[Begin RECORDS TO USE]
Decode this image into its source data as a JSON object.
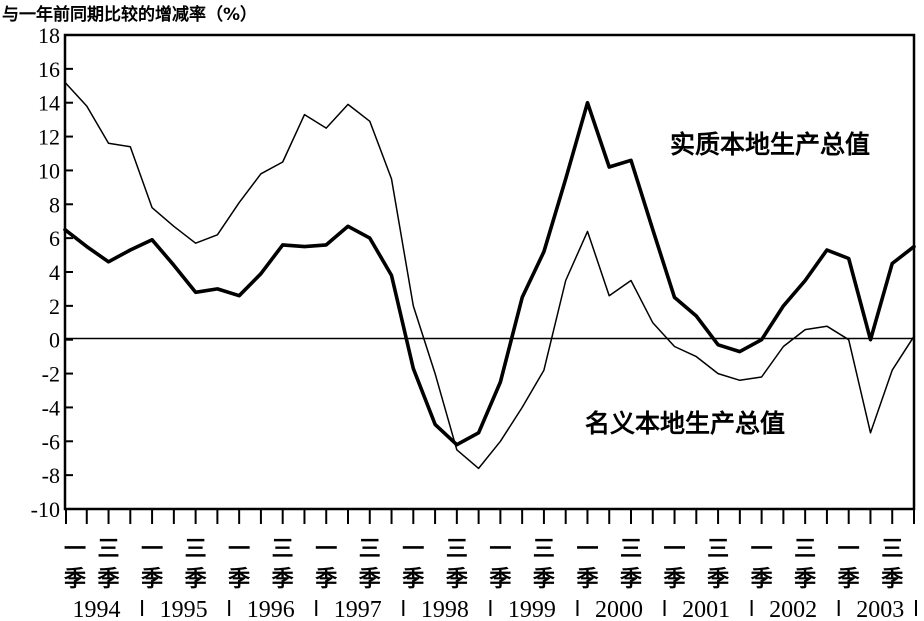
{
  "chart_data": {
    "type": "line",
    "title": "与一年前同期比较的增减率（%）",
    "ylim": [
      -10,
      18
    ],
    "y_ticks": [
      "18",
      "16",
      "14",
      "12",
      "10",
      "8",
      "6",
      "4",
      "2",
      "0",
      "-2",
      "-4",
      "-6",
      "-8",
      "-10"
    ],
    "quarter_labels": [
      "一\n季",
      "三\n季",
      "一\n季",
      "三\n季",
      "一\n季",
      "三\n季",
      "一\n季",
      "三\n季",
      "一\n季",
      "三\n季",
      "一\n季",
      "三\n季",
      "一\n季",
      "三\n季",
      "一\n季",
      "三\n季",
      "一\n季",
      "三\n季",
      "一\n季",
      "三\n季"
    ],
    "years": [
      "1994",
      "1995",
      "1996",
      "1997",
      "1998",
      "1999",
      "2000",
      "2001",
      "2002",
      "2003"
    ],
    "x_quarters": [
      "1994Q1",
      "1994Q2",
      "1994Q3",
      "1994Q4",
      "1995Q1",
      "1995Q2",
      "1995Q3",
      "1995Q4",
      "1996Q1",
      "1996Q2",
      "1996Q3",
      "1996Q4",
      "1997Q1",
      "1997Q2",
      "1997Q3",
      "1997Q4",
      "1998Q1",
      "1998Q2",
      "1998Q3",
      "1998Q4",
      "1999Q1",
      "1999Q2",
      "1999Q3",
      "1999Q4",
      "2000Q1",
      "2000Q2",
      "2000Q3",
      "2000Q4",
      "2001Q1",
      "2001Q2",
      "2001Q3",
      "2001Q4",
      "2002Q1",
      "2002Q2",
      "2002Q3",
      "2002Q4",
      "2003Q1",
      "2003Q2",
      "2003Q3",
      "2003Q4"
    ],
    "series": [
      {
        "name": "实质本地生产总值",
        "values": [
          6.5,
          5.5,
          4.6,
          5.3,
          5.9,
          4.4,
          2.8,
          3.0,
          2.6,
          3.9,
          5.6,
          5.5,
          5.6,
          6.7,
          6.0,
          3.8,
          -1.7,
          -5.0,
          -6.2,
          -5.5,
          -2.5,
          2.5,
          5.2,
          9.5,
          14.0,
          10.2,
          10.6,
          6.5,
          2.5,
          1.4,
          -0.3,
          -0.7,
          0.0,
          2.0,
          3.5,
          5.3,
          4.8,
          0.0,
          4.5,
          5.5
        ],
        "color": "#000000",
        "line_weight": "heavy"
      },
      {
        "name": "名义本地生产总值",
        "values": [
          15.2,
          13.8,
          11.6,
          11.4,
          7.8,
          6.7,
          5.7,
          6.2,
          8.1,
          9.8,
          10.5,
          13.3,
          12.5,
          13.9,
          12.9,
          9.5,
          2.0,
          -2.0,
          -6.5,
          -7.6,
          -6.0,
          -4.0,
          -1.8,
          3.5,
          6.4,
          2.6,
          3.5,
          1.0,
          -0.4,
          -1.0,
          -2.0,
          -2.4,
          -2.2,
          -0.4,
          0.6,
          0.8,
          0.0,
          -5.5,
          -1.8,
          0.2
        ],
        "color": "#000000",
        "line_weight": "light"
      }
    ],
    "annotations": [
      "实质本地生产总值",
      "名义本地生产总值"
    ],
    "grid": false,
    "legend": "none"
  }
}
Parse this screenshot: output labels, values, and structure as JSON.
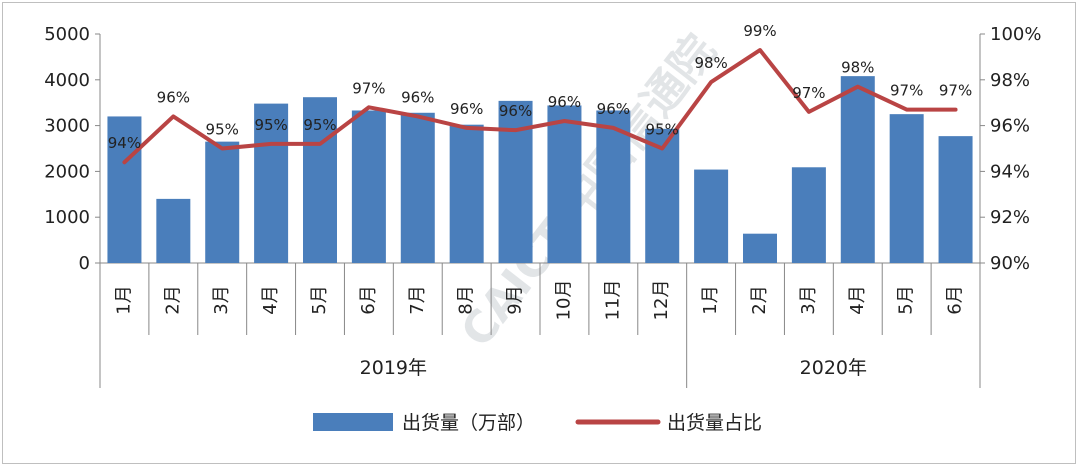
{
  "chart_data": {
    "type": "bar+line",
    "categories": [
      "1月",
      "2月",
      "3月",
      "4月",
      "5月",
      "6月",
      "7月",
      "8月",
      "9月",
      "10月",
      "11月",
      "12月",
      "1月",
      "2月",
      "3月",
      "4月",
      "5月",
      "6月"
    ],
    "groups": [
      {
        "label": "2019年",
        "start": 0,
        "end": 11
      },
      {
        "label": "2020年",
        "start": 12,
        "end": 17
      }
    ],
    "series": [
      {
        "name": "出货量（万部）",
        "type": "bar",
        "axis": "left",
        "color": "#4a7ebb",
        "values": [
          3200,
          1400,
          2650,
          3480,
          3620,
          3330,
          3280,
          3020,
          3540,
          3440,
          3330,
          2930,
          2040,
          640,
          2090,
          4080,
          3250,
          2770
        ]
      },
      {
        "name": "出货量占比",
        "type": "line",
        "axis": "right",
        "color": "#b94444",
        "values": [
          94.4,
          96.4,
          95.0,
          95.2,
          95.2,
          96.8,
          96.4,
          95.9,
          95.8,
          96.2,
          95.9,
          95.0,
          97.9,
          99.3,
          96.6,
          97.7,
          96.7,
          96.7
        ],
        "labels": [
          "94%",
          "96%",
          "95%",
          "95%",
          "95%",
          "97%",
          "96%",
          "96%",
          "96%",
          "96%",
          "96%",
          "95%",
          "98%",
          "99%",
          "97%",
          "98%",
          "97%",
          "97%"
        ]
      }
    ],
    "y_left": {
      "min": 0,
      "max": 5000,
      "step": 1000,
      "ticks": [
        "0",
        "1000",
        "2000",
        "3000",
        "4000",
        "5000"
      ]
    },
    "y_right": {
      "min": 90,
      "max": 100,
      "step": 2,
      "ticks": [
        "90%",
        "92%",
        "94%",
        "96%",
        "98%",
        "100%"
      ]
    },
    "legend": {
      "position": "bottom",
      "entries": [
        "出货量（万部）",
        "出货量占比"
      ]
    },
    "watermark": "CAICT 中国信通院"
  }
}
[End RECORDS TO USE]
PROBLEM TO WORK ON:
Read the entries and show each line that mentions "name".

RESULT OF THIS EXERCISE:
        "name": "实质本地生产总值",
        "name": "名义本地生产总值",
        "name": "出货量（万部）",
        "name": "出货量占比",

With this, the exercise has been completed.